» **Job**
Copy each line with the word "default" in it.

» **Exercise material**
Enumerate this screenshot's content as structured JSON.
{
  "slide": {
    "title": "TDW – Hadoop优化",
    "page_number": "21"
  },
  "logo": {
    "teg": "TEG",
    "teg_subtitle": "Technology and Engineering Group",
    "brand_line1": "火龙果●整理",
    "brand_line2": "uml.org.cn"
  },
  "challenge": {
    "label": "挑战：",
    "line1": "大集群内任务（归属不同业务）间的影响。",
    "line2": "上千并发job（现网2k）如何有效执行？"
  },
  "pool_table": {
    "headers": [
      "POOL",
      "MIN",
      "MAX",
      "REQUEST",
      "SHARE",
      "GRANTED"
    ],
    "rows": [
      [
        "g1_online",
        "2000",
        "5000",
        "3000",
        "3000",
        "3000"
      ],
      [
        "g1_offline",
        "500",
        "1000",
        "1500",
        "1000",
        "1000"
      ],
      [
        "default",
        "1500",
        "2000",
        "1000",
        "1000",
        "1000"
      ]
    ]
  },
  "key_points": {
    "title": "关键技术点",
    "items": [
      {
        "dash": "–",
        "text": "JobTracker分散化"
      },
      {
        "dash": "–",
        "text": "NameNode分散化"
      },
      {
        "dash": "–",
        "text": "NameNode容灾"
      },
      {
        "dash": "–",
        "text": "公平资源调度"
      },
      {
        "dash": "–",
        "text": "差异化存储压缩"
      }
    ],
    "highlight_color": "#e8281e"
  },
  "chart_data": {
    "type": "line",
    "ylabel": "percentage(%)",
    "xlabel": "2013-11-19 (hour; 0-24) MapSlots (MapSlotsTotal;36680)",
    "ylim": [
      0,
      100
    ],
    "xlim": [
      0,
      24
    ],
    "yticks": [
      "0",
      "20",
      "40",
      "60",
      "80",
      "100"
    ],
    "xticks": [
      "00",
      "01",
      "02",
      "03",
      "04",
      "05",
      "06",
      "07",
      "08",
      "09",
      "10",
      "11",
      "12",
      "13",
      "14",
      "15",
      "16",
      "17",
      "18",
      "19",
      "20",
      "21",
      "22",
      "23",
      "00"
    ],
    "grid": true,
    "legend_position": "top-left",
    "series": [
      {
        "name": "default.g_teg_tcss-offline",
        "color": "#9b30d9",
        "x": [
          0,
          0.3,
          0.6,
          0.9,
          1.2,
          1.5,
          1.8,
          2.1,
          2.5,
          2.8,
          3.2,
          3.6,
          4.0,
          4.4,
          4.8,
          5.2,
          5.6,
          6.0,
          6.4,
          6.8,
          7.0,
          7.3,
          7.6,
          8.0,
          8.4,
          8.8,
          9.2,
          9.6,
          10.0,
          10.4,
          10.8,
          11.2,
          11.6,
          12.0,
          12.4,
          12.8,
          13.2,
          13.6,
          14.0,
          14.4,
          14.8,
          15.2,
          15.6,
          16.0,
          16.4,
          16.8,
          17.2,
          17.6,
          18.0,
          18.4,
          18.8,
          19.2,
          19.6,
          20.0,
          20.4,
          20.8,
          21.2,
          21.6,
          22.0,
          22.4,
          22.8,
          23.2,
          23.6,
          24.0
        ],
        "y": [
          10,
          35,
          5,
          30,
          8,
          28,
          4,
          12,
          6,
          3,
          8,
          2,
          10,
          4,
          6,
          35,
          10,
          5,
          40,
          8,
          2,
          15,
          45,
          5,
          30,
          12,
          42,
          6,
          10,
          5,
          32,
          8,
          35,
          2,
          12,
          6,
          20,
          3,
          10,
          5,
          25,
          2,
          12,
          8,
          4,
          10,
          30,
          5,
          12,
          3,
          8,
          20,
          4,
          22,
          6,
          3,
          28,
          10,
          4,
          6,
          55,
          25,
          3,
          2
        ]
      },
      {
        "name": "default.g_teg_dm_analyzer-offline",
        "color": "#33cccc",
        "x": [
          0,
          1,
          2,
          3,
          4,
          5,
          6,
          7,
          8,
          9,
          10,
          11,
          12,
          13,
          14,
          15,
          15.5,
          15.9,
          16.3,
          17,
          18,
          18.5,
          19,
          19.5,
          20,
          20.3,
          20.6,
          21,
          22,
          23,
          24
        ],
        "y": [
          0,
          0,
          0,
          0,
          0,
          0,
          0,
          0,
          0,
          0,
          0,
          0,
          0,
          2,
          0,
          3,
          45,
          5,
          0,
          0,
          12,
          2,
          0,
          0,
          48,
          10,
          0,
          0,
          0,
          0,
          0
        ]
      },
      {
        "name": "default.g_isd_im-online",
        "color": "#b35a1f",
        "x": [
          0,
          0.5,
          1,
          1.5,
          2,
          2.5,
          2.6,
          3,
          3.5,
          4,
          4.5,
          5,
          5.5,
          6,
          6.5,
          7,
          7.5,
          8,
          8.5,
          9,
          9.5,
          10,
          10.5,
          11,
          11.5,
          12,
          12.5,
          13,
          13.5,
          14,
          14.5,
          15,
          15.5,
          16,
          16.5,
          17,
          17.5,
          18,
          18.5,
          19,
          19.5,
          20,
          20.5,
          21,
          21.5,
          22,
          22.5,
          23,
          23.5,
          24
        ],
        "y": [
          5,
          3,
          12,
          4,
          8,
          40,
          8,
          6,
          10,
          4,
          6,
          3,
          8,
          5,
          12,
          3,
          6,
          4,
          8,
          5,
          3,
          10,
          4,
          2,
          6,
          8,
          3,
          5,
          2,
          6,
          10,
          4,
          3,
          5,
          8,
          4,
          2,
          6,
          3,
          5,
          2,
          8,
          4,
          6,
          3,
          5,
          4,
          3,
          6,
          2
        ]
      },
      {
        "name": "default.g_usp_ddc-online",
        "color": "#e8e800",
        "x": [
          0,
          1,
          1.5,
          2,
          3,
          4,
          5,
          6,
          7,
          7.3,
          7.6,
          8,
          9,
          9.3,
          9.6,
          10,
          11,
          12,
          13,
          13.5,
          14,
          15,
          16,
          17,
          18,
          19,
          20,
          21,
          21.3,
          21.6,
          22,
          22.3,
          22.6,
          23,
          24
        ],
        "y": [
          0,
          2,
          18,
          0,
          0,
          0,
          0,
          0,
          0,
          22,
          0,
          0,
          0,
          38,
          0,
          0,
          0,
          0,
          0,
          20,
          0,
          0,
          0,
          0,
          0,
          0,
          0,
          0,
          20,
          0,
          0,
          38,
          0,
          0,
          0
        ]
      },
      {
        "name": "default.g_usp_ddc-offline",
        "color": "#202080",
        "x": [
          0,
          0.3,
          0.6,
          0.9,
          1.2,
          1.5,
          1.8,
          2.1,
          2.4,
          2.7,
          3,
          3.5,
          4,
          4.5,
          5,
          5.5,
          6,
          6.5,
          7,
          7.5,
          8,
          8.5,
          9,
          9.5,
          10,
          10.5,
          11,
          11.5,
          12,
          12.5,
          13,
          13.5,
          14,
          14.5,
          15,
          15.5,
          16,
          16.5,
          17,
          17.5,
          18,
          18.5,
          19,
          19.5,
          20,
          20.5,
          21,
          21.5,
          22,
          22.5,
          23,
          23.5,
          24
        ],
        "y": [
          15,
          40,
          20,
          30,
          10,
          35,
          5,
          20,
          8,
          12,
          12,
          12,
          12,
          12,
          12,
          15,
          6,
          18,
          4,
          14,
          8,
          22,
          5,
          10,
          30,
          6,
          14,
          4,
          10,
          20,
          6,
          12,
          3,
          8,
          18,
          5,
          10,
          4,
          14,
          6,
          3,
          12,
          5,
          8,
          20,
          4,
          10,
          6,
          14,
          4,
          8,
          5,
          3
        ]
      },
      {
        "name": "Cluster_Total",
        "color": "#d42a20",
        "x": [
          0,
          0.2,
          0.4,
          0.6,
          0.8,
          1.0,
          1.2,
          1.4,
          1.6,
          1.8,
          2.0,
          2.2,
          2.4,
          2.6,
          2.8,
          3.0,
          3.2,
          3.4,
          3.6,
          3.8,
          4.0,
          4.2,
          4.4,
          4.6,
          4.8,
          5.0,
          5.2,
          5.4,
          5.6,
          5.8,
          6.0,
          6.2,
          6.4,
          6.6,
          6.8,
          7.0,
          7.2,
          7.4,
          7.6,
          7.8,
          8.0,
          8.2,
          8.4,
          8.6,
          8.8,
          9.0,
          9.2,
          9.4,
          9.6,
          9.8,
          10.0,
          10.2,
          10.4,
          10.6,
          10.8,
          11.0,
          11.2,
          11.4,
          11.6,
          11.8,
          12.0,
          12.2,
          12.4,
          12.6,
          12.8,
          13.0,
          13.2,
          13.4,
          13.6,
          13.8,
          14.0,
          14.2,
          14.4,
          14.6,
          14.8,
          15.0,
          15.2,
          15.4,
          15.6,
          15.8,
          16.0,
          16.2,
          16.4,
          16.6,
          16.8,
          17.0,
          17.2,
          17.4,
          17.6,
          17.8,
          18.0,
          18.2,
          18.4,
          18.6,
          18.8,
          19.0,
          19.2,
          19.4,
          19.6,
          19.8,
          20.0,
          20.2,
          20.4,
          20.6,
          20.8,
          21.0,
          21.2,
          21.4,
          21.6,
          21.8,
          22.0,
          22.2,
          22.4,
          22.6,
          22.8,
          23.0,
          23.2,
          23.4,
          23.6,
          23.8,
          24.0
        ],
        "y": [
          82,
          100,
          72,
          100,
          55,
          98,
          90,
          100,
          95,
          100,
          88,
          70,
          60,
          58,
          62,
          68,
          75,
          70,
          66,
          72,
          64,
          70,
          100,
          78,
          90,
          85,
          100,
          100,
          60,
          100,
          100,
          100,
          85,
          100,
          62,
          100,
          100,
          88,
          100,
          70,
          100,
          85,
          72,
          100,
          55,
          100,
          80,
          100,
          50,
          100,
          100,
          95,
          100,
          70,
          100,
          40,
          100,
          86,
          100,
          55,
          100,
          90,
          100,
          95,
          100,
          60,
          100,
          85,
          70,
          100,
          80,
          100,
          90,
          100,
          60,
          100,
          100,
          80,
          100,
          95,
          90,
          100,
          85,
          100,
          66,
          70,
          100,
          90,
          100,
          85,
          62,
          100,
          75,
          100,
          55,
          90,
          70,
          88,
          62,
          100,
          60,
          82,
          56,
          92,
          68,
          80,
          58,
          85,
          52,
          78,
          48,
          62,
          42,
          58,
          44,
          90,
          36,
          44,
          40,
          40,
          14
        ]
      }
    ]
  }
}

» **Task response**
        "default",
        "name": "default.g_teg_tcss-offline",
        "name": "default.g_teg_dm_analyzer-offline",
        "name": "default.g_isd_im-online",
        "name": "default.g_usp_ddc-online",
        "name": "default.g_usp_ddc-offline",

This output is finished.